Your task:
Retype each line of the material exactly, please, skipping any picture in it.

##### Dataset entries #####

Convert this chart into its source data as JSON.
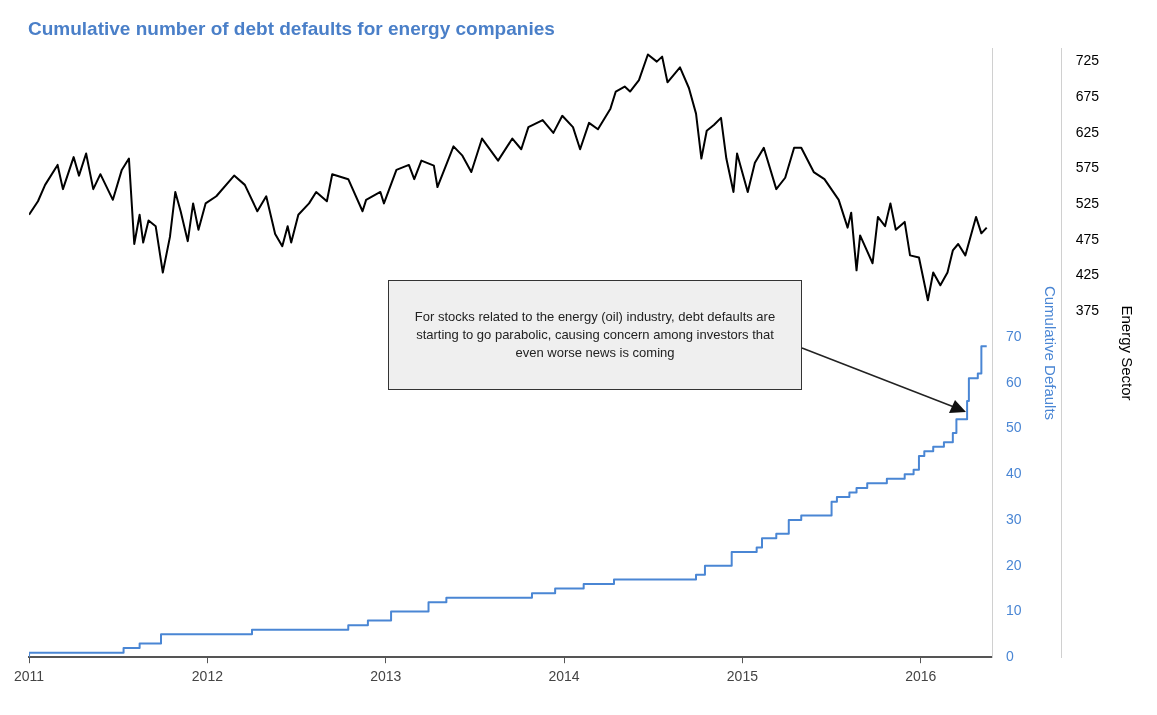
{
  "chart_data": {
    "type": "line",
    "title": "Cumulative number of debt defaults for energy companies",
    "ylabel": "Cumulative Defaults",
    "y2label": "Energy Sector",
    "xlim": [
      2011,
      2016.4
    ],
    "xticks": [
      2011,
      2012,
      2013,
      2014,
      2015,
      2016
    ],
    "ylim": [
      0,
      133
    ],
    "yticks": [
      0,
      10,
      20,
      30,
      40,
      50,
      60,
      70
    ],
    "y2lim": [
      -111,
      743
    ],
    "y2ticks": [
      375,
      425,
      475,
      525,
      575,
      625,
      675,
      725
    ],
    "grid": false,
    "legend": false,
    "annotations": [
      "For stocks related to the energy (oil) industry, debt defaults are starting to go parabolic, causing concern among investors that even worse news is coming"
    ],
    "series": [
      {
        "axis": "y2",
        "color": "#000000",
        "x": [
          2011.0,
          2011.05,
          2011.09,
          2011.16,
          2011.19,
          2011.25,
          2011.28,
          2011.32,
          2011.36,
          2011.4,
          2011.47,
          2011.52,
          2011.56,
          2011.59,
          2011.62,
          2011.64,
          2011.67,
          2011.71,
          2011.75,
          2011.79,
          2011.82,
          2011.85,
          2011.89,
          2011.92,
          2011.95,
          2011.99,
          2012.05,
          2012.15,
          2012.21,
          2012.28,
          2012.33,
          2012.38,
          2012.42,
          2012.45,
          2012.47,
          2012.51,
          2012.57,
          2012.61,
          2012.67,
          2012.7,
          2012.79,
          2012.87,
          2012.89,
          2012.97,
          2012.99,
          2013.06,
          2013.13,
          2013.16,
          2013.2,
          2013.27,
          2013.29,
          2013.38,
          2013.43,
          2013.48,
          2013.54,
          2013.63,
          2013.71,
          2013.76,
          2013.8,
          2013.88,
          2013.94,
          2013.99,
          2014.05,
          2014.09,
          2014.14,
          2014.19,
          2014.26,
          2014.29,
          2014.34,
          2014.37,
          2014.42,
          2014.47,
          2014.52,
          2014.55,
          2014.58,
          2014.65,
          2014.7,
          2014.74,
          2014.77,
          2014.8,
          2014.84,
          2014.88,
          2014.91,
          2014.95,
          2014.97,
          2015.03,
          2015.07,
          2015.12,
          2015.19,
          2015.24,
          2015.29,
          2015.33,
          2015.4,
          2015.46,
          2015.54,
          2015.59,
          2015.61,
          2015.64,
          2015.66,
          2015.73,
          2015.76,
          2015.8,
          2015.83,
          2015.86,
          2015.91,
          2015.94,
          2015.99,
          2016.04,
          2016.07,
          2016.11,
          2016.15,
          2016.18,
          2016.21,
          2016.25,
          2016.31,
          2016.34,
          2016.37
        ],
        "values": [
          510,
          529,
          552,
          580,
          546,
          591,
          565,
          596,
          546,
          567,
          531,
          573,
          589,
          469,
          510,
          471,
          502,
          494,
          429,
          479,
          542,
          515,
          473,
          526,
          489,
          526,
          536,
          565,
          552,
          515,
          536,
          483,
          466,
          494,
          471,
          510,
          526,
          542,
          529,
          567,
          560,
          515,
          531,
          542,
          526,
          573,
          580,
          560,
          586,
          579,
          549,
          606,
          593,
          570,
          617,
          586,
          617,
          602,
          633,
          643,
          625,
          649,
          633,
          602,
          639,
          630,
          659,
          683,
          690,
          683,
          699,
          735,
          725,
          732,
          696,
          717,
          688,
          652,
          589,
          628,
          636,
          646,
          589,
          542,
          596,
          542,
          583,
          604,
          546,
          562,
          604,
          604,
          570,
          560,
          531,
          492,
          513,
          432,
          481,
          442,
          507,
          494,
          526,
          489,
          500,
          453,
          450,
          390,
          429,
          411,
          429,
          460,
          469,
          453,
          507,
          484,
          492
        ]
      },
      {
        "type": "step",
        "color": "#4a86d4",
        "x": [
          2011.0,
          2011.53,
          2011.62,
          2011.74,
          2012.25,
          2012.79,
          2012.9,
          2013.03,
          2013.24,
          2013.34,
          2013.82,
          2013.95,
          2014.11,
          2014.28,
          2014.74,
          2014.79,
          2014.94,
          2015.08,
          2015.11,
          2015.19,
          2015.26,
          2015.33,
          2015.5,
          2015.53,
          2015.6,
          2015.64,
          2015.7,
          2015.81,
          2015.91,
          2015.96,
          2015.99,
          2016.02,
          2016.07,
          2016.13,
          2016.18,
          2016.2,
          2016.26,
          2016.27,
          2016.32,
          2016.34,
          2016.36,
          2016.37
        ],
        "values": [
          0,
          1,
          2,
          3,
          5,
          6,
          7,
          8,
          10,
          12,
          13,
          14,
          15,
          16,
          17,
          18,
          20,
          23,
          24,
          26,
          27,
          30,
          31,
          34,
          35,
          36,
          37,
          38,
          39,
          40,
          41,
          44,
          45,
          46,
          47,
          49,
          52,
          56,
          61,
          62,
          68,
          68
        ]
      }
    ]
  }
}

#####

Task result:
Convert this chart into its source data as JSON.
{
  "chart_data": {
    "type": "line",
    "title": "Cumulative number of debt defaults for energy companies",
    "ylabel": "Cumulative Defaults",
    "y2label": "Energy Sector",
    "xlim": [
      2011,
      2016.4
    ],
    "xticks": [
      2011,
      2012,
      2013,
      2014,
      2015,
      2016
    ],
    "ylim": [
      0,
      133
    ],
    "yticks": [
      0,
      10,
      20,
      30,
      40,
      50,
      60,
      70
    ],
    "y2lim": [
      -111,
      743
    ],
    "y2ticks": [
      375,
      425,
      475,
      525,
      575,
      625,
      675,
      725
    ],
    "grid": false,
    "legend": false,
    "annotations": [
      "For stocks related to the energy (oil) industry, debt defaults are starting to go parabolic, causing concern among investors that even worse news is coming"
    ],
    "series": [
      {
        "axis": "y2",
        "color": "#000000",
        "x": [
          2011.0,
          2011.05,
          2011.09,
          2011.16,
          2011.19,
          2011.25,
          2011.28,
          2011.32,
          2011.36,
          2011.4,
          2011.47,
          2011.52,
          2011.56,
          2011.59,
          2011.62,
          2011.64,
          2011.67,
          2011.71,
          2011.75,
          2011.79,
          2011.82,
          2011.85,
          2011.89,
          2011.92,
          2011.95,
          2011.99,
          2012.05,
          2012.15,
          2012.21,
          2012.28,
          2012.33,
          2012.38,
          2012.42,
          2012.45,
          2012.47,
          2012.51,
          2012.57,
          2012.61,
          2012.67,
          2012.7,
          2012.79,
          2012.87,
          2012.89,
          2012.97,
          2012.99,
          2013.06,
          2013.13,
          2013.16,
          2013.2,
          2013.27,
          2013.29,
          2013.38,
          2013.43,
          2013.48,
          2013.54,
          2013.63,
          2013.71,
          2013.76,
          2013.8,
          2013.88,
          2013.94,
          2013.99,
          2014.05,
          2014.09,
          2014.14,
          2014.19,
          2014.26,
          2014.29,
          2014.34,
          2014.37,
          2014.42,
          2014.47,
          2014.52,
          2014.55,
          2014.58,
          2014.65,
          2014.7,
          2014.74,
          2014.77,
          2014.8,
          2014.84,
          2014.88,
          2014.91,
          2014.95,
          2014.97,
          2015.03,
          2015.07,
          2015.12,
          2015.19,
          2015.24,
          2015.29,
          2015.33,
          2015.4,
          2015.46,
          2015.54,
          2015.59,
          2015.61,
          2015.64,
          2015.66,
          2015.73,
          2015.76,
          2015.8,
          2015.83,
          2015.86,
          2015.91,
          2015.94,
          2015.99,
          2016.04,
          2016.07,
          2016.11,
          2016.15,
          2016.18,
          2016.21,
          2016.25,
          2016.31,
          2016.34,
          2016.37
        ],
        "values": [
          510,
          529,
          552,
          580,
          546,
          591,
          565,
          596,
          546,
          567,
          531,
          573,
          589,
          469,
          510,
          471,
          502,
          494,
          429,
          479,
          542,
          515,
          473,
          526,
          489,
          526,
          536,
          565,
          552,
          515,
          536,
          483,
          466,
          494,
          471,
          510,
          526,
          542,
          529,
          567,
          560,
          515,
          531,
          542,
          526,
          573,
          580,
          560,
          586,
          579,
          549,
          606,
          593,
          570,
          617,
          586,
          617,
          602,
          633,
          643,
          625,
          649,
          633,
          602,
          639,
          630,
          659,
          683,
          690,
          683,
          699,
          735,
          725,
          732,
          696,
          717,
          688,
          652,
          589,
          628,
          636,
          646,
          589,
          542,
          596,
          542,
          583,
          604,
          546,
          562,
          604,
          604,
          570,
          560,
          531,
          492,
          513,
          432,
          481,
          442,
          507,
          494,
          526,
          489,
          500,
          453,
          450,
          390,
          429,
          411,
          429,
          460,
          469,
          453,
          507,
          484,
          492
        ]
      },
      {
        "type": "step",
        "color": "#4a86d4",
        "x": [
          2011.0,
          2011.53,
          2011.62,
          2011.74,
          2012.25,
          2012.79,
          2012.9,
          2013.03,
          2013.24,
          2013.34,
          2013.82,
          2013.95,
          2014.11,
          2014.28,
          2014.74,
          2014.79,
          2014.94,
          2015.08,
          2015.11,
          2015.19,
          2015.26,
          2015.33,
          2015.5,
          2015.53,
          2015.6,
          2015.64,
          2015.7,
          2015.81,
          2015.91,
          2015.96,
          2015.99,
          2016.02,
          2016.07,
          2016.13,
          2016.18,
          2016.2,
          2016.26,
          2016.27,
          2016.32,
          2016.34,
          2016.36,
          2016.37
        ],
        "values": [
          0,
          1,
          2,
          3,
          5,
          6,
          7,
          8,
          10,
          12,
          13,
          14,
          15,
          16,
          17,
          18,
          20,
          23,
          24,
          26,
          27,
          30,
          31,
          34,
          35,
          36,
          37,
          38,
          39,
          40,
          41,
          44,
          45,
          46,
          47,
          49,
          52,
          56,
          61,
          62,
          68,
          68
        ]
      }
    ]
  }
}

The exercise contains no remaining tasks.